[EXERCISE DETAILS]
Each record below must be returned exactly as shown.

[RECORDS SHOWN]
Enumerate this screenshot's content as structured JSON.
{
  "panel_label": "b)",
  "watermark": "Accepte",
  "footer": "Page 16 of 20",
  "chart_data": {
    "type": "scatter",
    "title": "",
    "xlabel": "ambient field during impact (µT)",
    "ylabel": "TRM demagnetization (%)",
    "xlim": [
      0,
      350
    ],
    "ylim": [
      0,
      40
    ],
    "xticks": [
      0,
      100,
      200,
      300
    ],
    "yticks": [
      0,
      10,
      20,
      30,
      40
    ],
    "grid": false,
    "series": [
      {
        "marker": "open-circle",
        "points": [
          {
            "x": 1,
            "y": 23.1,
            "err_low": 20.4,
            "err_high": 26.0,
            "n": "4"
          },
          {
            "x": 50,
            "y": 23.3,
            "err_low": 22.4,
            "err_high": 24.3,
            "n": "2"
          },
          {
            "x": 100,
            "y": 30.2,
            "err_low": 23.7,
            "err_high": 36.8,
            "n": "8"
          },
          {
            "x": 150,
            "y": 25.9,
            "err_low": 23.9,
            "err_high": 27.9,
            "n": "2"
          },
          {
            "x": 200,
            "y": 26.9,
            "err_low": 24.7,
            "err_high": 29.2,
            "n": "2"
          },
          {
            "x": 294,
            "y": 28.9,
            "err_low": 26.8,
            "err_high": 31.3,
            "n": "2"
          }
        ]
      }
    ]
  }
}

[ANSWER TO THE EXERCISE]
Enumerate this screenshot's content as structured JSON.
{
  "panel_label": "b)",
  "watermark": "Accepte",
  "footer": "Page 16 of 20",
  "chart_data": {
    "type": "scatter",
    "title": "",
    "xlabel": "ambient field during impact (µT)",
    "ylabel": "TRM demagnetization (%)",
    "xlim": [
      0,
      350
    ],
    "ylim": [
      0,
      40
    ],
    "xticks": [
      0,
      100,
      200,
      300
    ],
    "yticks": [
      0,
      10,
      20,
      30,
      40
    ],
    "grid": false,
    "series": [
      {
        "marker": "open-circle",
        "points": [
          {
            "x": 1,
            "y": 23.1,
            "err_low": 20.4,
            "err_high": 26.0,
            "n": "4"
          },
          {
            "x": 50,
            "y": 23.3,
            "err_low": 22.4,
            "err_high": 24.3,
            "n": "2"
          },
          {
            "x": 100,
            "y": 30.2,
            "err_low": 23.7,
            "err_high": 36.8,
            "n": "8"
          },
          {
            "x": 150,
            "y": 25.9,
            "err_low": 23.9,
            "err_high": 27.9,
            "n": "2"
          },
          {
            "x": 200,
            "y": 26.9,
            "err_low": 24.7,
            "err_high": 29.2,
            "n": "2"
          },
          {
            "x": 294,
            "y": 28.9,
            "err_low": 26.8,
            "err_high": 31.3,
            "n": "2"
          }
        ]
      }
    ]
  }
}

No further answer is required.